Aim of the exercise
Will you print the material below without altering a single character?

** Begin Supplied data **

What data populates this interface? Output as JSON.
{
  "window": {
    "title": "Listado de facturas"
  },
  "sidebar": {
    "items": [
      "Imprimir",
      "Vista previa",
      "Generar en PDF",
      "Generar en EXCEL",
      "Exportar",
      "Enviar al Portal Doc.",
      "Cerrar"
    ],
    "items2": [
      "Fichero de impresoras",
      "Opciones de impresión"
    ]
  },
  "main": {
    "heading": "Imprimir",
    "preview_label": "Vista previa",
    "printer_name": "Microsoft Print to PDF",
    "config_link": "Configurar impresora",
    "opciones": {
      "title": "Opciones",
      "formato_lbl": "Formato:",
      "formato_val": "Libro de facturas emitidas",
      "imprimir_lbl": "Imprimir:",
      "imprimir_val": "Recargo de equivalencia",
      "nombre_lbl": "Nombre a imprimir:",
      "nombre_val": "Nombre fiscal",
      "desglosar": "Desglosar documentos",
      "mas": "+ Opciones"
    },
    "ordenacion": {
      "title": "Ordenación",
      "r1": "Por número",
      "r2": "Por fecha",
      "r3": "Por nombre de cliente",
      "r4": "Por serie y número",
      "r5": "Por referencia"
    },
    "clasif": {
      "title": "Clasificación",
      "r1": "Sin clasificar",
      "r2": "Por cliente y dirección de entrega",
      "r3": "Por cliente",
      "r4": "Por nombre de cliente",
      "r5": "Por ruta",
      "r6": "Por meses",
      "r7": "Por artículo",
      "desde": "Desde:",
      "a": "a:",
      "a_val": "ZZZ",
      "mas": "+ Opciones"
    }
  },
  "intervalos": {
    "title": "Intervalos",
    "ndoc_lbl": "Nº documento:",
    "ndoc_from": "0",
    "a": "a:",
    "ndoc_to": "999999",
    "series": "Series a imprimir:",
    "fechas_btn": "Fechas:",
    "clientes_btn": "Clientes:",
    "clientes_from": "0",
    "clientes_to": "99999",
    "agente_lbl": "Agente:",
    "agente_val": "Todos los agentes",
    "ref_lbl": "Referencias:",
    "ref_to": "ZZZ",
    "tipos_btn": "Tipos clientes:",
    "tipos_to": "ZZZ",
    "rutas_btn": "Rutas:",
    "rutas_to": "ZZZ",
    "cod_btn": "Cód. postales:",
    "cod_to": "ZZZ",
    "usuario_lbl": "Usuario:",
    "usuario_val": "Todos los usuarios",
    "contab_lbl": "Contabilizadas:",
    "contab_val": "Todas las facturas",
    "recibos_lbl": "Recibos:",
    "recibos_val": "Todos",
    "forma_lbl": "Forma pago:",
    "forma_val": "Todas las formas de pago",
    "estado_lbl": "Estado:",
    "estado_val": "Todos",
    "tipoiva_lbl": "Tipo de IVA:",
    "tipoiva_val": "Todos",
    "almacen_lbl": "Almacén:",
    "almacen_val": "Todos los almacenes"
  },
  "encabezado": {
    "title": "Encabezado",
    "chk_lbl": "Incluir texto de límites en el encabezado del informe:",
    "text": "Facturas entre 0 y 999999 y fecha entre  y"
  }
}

** End Supplied data **

Task response
What data populates this interface? Output as JSON.
{
  "window": {
    "title": "Listado de facturas"
  },
  "sidebar": {
    "items": [
      "Imprimir",
      "Vista previa",
      "Generar en PDF",
      "Generar en EXCEL",
      "Exportar",
      "Enviar al Portal Doc.",
      "Cerrar"
    ],
    "items2": [
      "Fichero de impresoras",
      "Opciones de impresión"
    ]
  },
  "main": {
    "heading": "Imprimir",
    "preview_label": "Vista previa",
    "printer_name": "Microsoft Print to PDF",
    "config_link": "Configurar impresora",
    "opciones": {
      "title": "Opciones",
      "formato_lbl": "Formato:",
      "formato_val": "Libro de facturas emitidas",
      "imprimir_lbl": "Imprimir:",
      "imprimir_val": "Recargo de equivalencia",
      "nombre_lbl": "Nombre a imprimir:",
      "nombre_val": "Nombre fiscal",
      "desglosar": "Desglosar documentos",
      "mas": "+ Opciones"
    },
    "ordenacion": {
      "title": "Ordenación",
      "r1": "Por número",
      "r2": "Por fecha",
      "r3": "Por nombre de cliente",
      "r4": "Por serie y número",
      "r5": "Por referencia"
    },
    "clasif": {
      "title": "Clasificación",
      "r1": "Sin clasificar",
      "r2": "Por cliente y dirección de entrega",
      "r3": "Por cliente",
      "r4": "Por nombre de cliente",
      "r5": "Por ruta",
      "r6": "Por meses",
      "r7": "Por artículo",
      "desde": "Desde:",
      "a": "a:",
      "a_val": "ZZZ",
      "mas": "+ Opciones"
    }
  },
  "intervalos": {
    "title": "Intervalos",
    "ndoc_lbl": "Nº documento:",
    "ndoc_from": "0",
    "a": "a:",
    "ndoc_to": "999999",
    "series": "Series a imprimir:",
    "fechas_btn": "Fechas:",
    "clientes_btn": "Clientes:",
    "clientes_from": "0",
    "clientes_to": "99999",
    "agente_lbl": "Agente:",
    "agente_val": "Todos los agentes",
    "ref_lbl": "Referencias:",
    "ref_to": "ZZZ",
    "tipos_btn": "Tipos clientes:",
    "tipos_to": "ZZZ",
    "rutas_btn": "Rutas:",
    "rutas_to": "ZZZ",
    "cod_btn": "Cód. postales:",
    "cod_to": "ZZZ",
    "usuario_lbl": "Usuario:",
    "usuario_val": "Todos los usuarios",
    "contab_lbl": "Contabilizadas:",
    "contab_val": "Todas las facturas",
    "recibos_lbl": "Recibos:",
    "recibos_val": "Todos",
    "forma_lbl": "Forma pago:",
    "forma_val": "Todas las formas de pago",
    "estado_lbl": "Estado:",
    "estado_val": "Todos",
    "tipoiva_lbl": "Tipo de IVA:",
    "tipoiva_val": "Todos",
    "almacen_lbl": "Almacén:",
    "almacen_val": "Todos los almacenes"
  },
  "encabezado": {
    "title": "Encabezado",
    "chk_lbl": "Incluir texto de límites en el encabezado del informe:",
    "text": "Facturas entre 0 y 999999 y fecha entre  y"
  }
}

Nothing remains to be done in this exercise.